*Instructions for the task*
Looking at the listing beneath, work out how many lines hold "Updating" and report only that figure.

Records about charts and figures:
>> BEGIN

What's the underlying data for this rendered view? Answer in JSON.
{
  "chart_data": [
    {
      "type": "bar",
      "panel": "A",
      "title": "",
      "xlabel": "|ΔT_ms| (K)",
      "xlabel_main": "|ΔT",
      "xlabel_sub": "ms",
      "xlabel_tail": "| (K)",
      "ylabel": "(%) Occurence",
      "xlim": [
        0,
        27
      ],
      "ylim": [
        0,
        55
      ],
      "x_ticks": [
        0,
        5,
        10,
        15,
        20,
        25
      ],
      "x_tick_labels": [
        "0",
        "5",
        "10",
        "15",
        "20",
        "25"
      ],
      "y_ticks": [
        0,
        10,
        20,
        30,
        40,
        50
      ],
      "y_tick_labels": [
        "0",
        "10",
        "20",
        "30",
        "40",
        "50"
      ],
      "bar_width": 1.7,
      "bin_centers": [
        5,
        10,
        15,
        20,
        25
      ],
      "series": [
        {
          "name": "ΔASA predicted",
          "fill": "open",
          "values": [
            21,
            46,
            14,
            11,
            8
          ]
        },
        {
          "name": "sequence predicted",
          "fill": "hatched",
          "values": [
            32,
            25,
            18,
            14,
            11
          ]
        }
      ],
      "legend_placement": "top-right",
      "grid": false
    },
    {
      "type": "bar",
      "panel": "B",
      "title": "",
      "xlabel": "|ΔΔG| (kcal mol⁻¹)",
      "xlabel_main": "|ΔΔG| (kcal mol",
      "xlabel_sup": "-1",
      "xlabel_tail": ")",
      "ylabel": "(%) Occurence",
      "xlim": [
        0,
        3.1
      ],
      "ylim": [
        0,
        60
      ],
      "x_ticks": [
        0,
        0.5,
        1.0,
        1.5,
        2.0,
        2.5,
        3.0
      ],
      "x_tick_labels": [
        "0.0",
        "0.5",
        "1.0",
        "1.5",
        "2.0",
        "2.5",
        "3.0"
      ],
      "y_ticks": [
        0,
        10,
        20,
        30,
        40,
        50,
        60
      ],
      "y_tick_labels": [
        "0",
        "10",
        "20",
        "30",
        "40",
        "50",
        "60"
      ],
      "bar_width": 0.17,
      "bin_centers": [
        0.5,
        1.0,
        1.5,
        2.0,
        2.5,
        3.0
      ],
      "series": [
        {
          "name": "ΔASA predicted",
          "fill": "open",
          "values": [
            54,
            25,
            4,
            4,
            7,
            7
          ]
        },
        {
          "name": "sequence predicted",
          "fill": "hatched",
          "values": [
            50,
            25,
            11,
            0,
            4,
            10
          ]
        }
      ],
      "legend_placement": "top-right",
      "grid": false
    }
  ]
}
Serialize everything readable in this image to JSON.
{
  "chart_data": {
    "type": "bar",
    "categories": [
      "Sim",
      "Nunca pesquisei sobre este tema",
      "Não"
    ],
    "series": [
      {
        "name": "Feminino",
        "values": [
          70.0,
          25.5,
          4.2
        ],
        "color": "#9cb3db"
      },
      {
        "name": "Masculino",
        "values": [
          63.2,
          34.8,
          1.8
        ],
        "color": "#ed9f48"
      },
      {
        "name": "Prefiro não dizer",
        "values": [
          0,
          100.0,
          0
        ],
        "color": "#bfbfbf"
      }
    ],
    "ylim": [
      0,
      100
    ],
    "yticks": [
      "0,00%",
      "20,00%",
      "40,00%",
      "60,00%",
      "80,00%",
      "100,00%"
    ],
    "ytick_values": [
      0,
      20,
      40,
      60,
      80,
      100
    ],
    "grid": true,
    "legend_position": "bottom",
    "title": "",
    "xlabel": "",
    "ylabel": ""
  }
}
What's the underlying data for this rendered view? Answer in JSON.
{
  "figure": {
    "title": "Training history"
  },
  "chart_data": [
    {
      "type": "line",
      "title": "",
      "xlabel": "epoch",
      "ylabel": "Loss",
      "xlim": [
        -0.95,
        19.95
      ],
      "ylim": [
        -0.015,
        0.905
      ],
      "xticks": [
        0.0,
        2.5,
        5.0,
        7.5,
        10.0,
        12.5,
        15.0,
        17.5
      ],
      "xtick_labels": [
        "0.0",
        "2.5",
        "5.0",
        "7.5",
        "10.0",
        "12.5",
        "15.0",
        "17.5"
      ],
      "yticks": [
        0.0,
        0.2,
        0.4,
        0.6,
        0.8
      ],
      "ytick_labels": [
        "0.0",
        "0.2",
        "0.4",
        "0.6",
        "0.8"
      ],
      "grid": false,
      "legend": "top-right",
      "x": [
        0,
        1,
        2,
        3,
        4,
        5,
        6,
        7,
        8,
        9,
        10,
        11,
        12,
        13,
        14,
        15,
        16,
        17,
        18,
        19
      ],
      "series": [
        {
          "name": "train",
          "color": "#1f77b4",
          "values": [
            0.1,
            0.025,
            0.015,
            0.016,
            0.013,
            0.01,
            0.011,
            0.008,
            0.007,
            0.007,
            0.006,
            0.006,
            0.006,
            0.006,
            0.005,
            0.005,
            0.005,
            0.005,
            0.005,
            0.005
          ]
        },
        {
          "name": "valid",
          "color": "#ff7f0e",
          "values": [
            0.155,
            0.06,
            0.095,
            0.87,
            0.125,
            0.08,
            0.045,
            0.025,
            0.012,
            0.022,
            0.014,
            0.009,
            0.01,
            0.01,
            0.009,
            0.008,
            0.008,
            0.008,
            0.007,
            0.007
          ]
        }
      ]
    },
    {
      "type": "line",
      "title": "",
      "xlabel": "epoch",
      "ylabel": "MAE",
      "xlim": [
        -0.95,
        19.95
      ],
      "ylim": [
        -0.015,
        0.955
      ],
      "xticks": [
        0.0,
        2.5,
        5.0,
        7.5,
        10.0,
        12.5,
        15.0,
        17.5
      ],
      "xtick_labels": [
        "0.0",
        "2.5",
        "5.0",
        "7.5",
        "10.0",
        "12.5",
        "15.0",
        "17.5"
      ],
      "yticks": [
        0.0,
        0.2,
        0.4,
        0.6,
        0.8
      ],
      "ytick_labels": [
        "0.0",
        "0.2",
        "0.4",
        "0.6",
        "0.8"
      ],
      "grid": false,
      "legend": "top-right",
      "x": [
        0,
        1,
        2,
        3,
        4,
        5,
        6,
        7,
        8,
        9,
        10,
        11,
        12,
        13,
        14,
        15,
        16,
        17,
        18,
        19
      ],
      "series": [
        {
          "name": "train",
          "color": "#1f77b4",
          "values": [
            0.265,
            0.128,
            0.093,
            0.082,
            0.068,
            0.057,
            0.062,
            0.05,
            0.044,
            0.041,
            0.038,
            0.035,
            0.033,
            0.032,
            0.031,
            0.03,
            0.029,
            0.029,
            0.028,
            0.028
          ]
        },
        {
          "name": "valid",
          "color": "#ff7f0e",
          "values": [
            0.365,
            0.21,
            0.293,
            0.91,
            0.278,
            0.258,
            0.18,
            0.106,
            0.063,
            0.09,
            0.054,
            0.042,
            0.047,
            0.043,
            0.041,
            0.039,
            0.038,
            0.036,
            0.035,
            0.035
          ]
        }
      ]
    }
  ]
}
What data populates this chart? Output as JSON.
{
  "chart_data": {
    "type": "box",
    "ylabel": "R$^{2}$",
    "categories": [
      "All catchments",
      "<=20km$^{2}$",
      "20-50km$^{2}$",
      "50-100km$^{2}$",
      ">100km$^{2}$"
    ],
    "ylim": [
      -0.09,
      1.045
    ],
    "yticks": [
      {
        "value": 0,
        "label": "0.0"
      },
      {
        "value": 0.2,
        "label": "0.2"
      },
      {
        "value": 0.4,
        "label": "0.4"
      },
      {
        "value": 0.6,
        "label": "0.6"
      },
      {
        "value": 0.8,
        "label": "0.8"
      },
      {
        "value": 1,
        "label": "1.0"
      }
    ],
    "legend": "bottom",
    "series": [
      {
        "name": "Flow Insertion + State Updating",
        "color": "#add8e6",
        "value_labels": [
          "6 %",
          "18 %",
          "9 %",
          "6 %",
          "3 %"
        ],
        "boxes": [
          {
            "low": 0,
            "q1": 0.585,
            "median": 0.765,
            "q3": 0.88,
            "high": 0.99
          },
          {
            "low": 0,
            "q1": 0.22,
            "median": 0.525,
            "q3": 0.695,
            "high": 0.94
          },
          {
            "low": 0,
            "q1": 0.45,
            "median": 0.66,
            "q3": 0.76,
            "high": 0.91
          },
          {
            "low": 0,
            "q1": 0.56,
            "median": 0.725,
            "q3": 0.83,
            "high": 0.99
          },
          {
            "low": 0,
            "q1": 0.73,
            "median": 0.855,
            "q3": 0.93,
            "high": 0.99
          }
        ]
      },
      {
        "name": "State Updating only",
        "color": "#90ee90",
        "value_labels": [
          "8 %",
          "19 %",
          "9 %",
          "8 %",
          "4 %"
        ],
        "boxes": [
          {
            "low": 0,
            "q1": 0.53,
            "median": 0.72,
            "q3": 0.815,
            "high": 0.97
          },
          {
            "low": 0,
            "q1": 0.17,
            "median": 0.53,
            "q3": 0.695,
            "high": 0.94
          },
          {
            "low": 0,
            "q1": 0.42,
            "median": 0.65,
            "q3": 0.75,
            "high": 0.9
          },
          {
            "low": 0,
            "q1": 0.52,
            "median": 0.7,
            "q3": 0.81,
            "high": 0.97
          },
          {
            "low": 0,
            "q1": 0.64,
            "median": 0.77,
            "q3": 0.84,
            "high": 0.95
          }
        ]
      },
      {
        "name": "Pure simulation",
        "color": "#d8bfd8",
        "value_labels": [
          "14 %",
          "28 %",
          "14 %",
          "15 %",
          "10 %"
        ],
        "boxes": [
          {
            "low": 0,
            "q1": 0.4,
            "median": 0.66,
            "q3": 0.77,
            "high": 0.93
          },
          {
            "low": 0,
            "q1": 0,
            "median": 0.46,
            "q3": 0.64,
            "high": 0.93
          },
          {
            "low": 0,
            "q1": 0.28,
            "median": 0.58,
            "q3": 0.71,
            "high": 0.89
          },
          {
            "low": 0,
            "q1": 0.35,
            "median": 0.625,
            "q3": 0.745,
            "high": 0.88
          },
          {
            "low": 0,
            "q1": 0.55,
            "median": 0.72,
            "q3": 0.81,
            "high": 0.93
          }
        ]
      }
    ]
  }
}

>> END

*Worked answer*
2